- Problem description
Quote, without change, all of the lines that follow.

BEGIN Raw records

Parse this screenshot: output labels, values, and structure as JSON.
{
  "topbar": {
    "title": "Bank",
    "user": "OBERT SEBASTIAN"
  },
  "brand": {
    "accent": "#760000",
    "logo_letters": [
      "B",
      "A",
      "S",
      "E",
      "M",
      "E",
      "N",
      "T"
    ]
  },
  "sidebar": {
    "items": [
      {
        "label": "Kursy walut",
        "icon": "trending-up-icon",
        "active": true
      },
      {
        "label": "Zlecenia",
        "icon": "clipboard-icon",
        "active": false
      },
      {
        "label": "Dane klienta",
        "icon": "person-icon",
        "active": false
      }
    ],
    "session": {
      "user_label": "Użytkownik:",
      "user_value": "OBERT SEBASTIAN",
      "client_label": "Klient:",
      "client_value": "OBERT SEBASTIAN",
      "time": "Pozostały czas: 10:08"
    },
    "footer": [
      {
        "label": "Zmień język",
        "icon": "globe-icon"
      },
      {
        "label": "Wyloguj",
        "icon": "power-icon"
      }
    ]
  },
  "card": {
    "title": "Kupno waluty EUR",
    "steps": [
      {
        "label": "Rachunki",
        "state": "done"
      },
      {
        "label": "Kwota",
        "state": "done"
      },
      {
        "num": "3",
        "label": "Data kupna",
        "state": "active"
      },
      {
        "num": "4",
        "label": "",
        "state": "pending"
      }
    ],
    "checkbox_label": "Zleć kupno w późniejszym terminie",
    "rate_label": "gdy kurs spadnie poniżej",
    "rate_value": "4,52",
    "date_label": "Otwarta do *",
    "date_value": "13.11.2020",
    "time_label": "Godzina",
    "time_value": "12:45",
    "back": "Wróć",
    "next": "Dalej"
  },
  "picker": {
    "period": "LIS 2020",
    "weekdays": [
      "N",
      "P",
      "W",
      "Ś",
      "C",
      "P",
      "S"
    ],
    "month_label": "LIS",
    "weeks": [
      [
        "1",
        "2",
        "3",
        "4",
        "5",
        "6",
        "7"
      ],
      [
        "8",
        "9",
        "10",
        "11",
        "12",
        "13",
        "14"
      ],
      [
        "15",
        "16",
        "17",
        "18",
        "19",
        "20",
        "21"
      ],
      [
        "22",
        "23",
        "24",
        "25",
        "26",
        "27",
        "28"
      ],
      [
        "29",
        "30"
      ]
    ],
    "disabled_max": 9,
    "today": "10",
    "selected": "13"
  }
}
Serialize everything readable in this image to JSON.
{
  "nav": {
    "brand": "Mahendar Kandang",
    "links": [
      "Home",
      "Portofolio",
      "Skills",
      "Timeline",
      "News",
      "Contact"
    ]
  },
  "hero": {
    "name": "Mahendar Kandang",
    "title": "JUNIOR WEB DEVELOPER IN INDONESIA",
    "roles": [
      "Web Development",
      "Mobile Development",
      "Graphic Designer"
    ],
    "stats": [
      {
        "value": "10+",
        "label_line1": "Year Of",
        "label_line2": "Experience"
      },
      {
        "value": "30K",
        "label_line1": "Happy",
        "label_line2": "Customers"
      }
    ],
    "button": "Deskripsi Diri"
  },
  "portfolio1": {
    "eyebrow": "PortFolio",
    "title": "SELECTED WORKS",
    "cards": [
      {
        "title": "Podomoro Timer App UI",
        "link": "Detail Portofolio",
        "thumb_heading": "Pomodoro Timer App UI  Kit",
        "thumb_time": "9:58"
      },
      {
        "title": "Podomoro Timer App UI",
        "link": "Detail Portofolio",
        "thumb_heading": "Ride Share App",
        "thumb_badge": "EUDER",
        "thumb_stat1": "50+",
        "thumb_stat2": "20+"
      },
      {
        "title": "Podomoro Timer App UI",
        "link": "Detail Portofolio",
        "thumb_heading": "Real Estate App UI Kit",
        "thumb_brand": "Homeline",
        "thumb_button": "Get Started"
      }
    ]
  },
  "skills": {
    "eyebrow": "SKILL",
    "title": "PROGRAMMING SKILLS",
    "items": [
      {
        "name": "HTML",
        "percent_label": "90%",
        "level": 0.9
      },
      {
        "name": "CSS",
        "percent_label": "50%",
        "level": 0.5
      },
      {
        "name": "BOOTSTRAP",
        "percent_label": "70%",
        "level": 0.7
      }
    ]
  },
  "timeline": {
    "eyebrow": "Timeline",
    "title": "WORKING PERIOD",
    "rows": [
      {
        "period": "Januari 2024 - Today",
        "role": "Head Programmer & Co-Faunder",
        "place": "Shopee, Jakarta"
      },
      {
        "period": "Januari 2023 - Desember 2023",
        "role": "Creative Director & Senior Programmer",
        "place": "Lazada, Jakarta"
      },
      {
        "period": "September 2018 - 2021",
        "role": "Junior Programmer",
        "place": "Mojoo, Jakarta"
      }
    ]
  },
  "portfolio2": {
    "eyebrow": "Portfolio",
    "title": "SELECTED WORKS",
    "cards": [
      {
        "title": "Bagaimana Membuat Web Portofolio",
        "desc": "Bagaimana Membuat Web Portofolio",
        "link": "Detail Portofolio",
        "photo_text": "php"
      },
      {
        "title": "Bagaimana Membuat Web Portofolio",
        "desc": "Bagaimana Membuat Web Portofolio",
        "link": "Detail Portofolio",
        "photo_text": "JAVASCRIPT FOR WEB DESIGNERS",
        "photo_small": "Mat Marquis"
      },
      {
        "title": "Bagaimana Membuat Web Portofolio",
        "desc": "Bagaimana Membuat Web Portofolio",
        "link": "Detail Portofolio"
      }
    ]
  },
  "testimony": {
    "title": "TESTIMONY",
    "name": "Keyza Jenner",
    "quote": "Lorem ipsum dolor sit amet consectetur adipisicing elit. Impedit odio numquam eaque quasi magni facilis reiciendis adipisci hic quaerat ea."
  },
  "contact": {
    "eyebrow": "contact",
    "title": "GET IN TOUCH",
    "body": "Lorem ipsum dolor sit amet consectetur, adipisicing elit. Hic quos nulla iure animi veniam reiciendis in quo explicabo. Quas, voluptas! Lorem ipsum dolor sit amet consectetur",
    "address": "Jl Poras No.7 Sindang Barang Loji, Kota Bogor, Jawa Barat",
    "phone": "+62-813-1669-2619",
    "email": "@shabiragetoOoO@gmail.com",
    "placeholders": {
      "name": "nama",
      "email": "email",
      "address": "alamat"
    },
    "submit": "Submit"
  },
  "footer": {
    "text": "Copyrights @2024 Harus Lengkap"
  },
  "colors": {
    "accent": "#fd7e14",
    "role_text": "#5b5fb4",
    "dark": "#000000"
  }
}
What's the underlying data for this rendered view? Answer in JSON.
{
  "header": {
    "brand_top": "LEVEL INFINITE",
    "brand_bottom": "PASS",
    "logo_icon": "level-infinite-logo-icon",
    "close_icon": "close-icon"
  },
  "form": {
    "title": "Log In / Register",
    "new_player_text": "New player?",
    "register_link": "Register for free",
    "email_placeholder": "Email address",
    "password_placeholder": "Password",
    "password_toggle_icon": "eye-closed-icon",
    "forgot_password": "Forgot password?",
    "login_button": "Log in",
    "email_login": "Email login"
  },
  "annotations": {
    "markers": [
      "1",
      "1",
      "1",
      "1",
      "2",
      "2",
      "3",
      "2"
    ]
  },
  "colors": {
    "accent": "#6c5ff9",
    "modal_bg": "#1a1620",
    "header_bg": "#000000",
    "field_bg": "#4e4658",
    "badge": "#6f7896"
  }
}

END Raw records

- Worked solution
Parse this screenshot: output labels, values, and structure as JSON.
{
  "topbar": {
    "title": "Bank",
    "user": "OBERT SEBASTIAN"
  },
  "brand": {
    "accent": "#760000",
    "logo_letters": [
      "B",
      "A",
      "S",
      "E",
      "M",
      "E",
      "N",
      "T"
    ]
  },
  "sidebar": {
    "items": [
      {
        "label": "Kursy walut",
        "icon": "trending-up-icon",
        "active": true
      },
      {
        "label": "Zlecenia",
        "icon": "clipboard-icon",
        "active": false
      },
      {
        "label": "Dane klienta",
        "icon": "person-icon",
        "active": false
      }
    ],
    "session": {
      "user_label": "Użytkownik:",
      "user_value": "OBERT SEBASTIAN",
      "client_label": "Klient:",
      "client_value": "OBERT SEBASTIAN",
      "time": "Pozostały czas: 10:08"
    },
    "footer": [
      {
        "label": "Zmień język",
        "icon": "globe-icon"
      },
      {
        "label": "Wyloguj",
        "icon": "power-icon"
      }
    ]
  },
  "card": {
    "title": "Kupno waluty EUR",
    "steps": [
      {
        "label": "Rachunki",
        "state": "done"
      },
      {
        "label": "Kwota",
        "state": "done"
      },
      {
        "num": "3",
        "label": "Data kupna",
        "state": "active"
      },
      {
        "num": "4",
        "label": "",
        "state": "pending"
      }
    ],
    "checkbox_label": "Zleć kupno w późniejszym terminie",
    "rate_label": "gdy kurs spadnie poniżej",
    "rate_value": "4,52",
    "date_label": "Otwarta do *",
    "date_value": "13.11.2020",
    "time_label": "Godzina",
    "time_value": "12:45",
    "back": "Wróć",
    "next": "Dalej"
  },
  "picker": {
    "period": "LIS 2020",
    "weekdays": [
      "N",
      "P",
      "W",
      "Ś",
      "C",
      "P",
      "S"
    ],
    "month_label": "LIS",
    "weeks": [
      [
        "1",
        "2",
        "3",
        "4",
        "5",
        "6",
        "7"
      ],
      [
        "8",
        "9",
        "10",
        "11",
        "12",
        "13",
        "14"
      ],
      [
        "15",
        "16",
        "17",
        "18",
        "19",
        "20",
        "21"
      ],
      [
        "22",
        "23",
        "24",
        "25",
        "26",
        "27",
        "28"
      ],
      [
        "29",
        "30"
      ]
    ],
    "disabled_max": 9,
    "today": "10",
    "selected": "13"
  }
}
Serialize everything readable in this image to JSON.
{
  "nav": {
    "brand": "Mahendar Kandang",
    "links": [
      "Home",
      "Portofolio",
      "Skills",
      "Timeline",
      "News",
      "Contact"
    ]
  },
  "hero": {
    "name": "Mahendar Kandang",
    "title": "JUNIOR WEB DEVELOPER IN INDONESIA",
    "roles": [
      "Web Development",
      "Mobile Development",
      "Graphic Designer"
    ],
    "stats": [
      {
        "value": "10+",
        "label_line1": "Year Of",
        "label_line2": "Experience"
      },
      {
        "value": "30K",
        "label_line1": "Happy",
        "label_line2": "Customers"
      }
    ],
    "button": "Deskripsi Diri"
  },
  "portfolio1": {
    "eyebrow": "PortFolio",
    "title": "SELECTED WORKS",
    "cards": [
      {
        "title": "Podomoro Timer App UI",
        "link": "Detail Portofolio",
        "thumb_heading": "Pomodoro Timer App UI  Kit",
        "thumb_time": "9:58"
      },
      {
        "title": "Podomoro Timer App UI",
        "link": "Detail Portofolio",
        "thumb_heading": "Ride Share App",
        "thumb_badge": "EUDER",
        "thumb_stat1": "50+",
        "thumb_stat2": "20+"
      },
      {
        "title": "Podomoro Timer App UI",
        "link": "Detail Portofolio",
        "thumb_heading": "Real Estate App UI Kit",
        "thumb_brand": "Homeline",
        "thumb_button": "Get Started"
      }
    ]
  },
  "skills": {
    "eyebrow": "SKILL",
    "title": "PROGRAMMING SKILLS",
    "items": [
      {
        "name": "HTML",
        "percent_label": "90%",
        "level": 0.9
      },
      {
        "name": "CSS",
        "percent_label": "50%",
        "level": 0.5
      },
      {
        "name": "BOOTSTRAP",
        "percent_label": "70%",
        "level": 0.7
      }
    ]
  },
  "timeline": {
    "eyebrow": "Timeline",
    "title": "WORKING PERIOD",
    "rows": [
      {
        "period": "Januari 2024 - Today",
        "role": "Head Programmer & Co-Faunder",
        "place": "Shopee, Jakarta"
      },
      {
        "period": "Januari 2023 - Desember 2023",
        "role": "Creative Director & Senior Programmer",
        "place": "Lazada, Jakarta"
      },
      {
        "period": "September 2018 - 2021",
        "role": "Junior Programmer",
        "place": "Mojoo, Jakarta"
      }
    ]
  },
  "portfolio2": {
    "eyebrow": "Portfolio",
    "title": "SELECTED WORKS",
    "cards": [
      {
        "title": "Bagaimana Membuat Web Portofolio",
        "desc": "Bagaimana Membuat Web Portofolio",
        "link": "Detail Portofolio",
        "photo_text": "php"
      },
      {
        "title": "Bagaimana Membuat Web Portofolio",
        "desc": "Bagaimana Membuat Web Portofolio",
        "link": "Detail Portofolio",
        "photo_text": "JAVASCRIPT FOR WEB DESIGNERS",
        "photo_small": "Mat Marquis"
      },
      {
        "title": "Bagaimana Membuat Web Portofolio",
        "desc": "Bagaimana Membuat Web Portofolio",
        "link": "Detail Portofolio"
      }
    ]
  },
  "testimony": {
    "title": "TESTIMONY",
    "name": "Keyza Jenner",
    "quote": "Lorem ipsum dolor sit amet consectetur adipisicing elit. Impedit odio numquam eaque quasi magni facilis reiciendis adipisci hic quaerat ea."
  },
  "contact": {
    "eyebrow": "contact",
    "title": "GET IN TOUCH",
    "body": "Lorem ipsum dolor sit amet consectetur, adipisicing elit. Hic quos nulla iure animi veniam reiciendis in quo explicabo. Quas, voluptas! Lorem ipsum dolor sit amet consectetur",
    "address": "Jl Poras No.7 Sindang Barang Loji, Kota Bogor, Jawa Barat",
    "phone": "+62-813-1669-2619",
    "email": "@shabiragetoOoO@gmail.com",
    "placeholders": {
      "name": "nama",
      "email": "email",
      "address": "alamat"
    },
    "submit": "Submit"
  },
  "footer": {
    "text": "Copyrights @2024 Harus Lengkap"
  },
  "colors": {
    "accent": "#fd7e14",
    "role_text": "#5b5fb4",
    "dark": "#000000"
  }
}
What's the underlying data for this rendered view? Answer in JSON.
{
  "header": {
    "brand_top": "LEVEL INFINITE",
    "brand_bottom": "PASS",
    "logo_icon": "level-infinite-logo-icon",
    "close_icon": "close-icon"
  },
  "form": {
    "title": "Log In / Register",
    "new_player_text": "New player?",
    "register_link": "Register for free",
    "email_placeholder": "Email address",
    "password_placeholder": "Password",
    "password_toggle_icon": "eye-closed-icon",
    "forgot_password": "Forgot password?",
    "login_button": "Log in",
    "email_login": "Email login"
  },
  "annotations": {
    "markers": [
      "1",
      "1",
      "1",
      "1",
      "2",
      "2",
      "3",
      "2"
    ]
  },
  "colors": {
    "accent": "#6c5ff9",
    "modal_bg": "#1a1620",
    "header_bg": "#000000",
    "field_bg": "#4e4658",
    "badge": "#6f7896"
  }
}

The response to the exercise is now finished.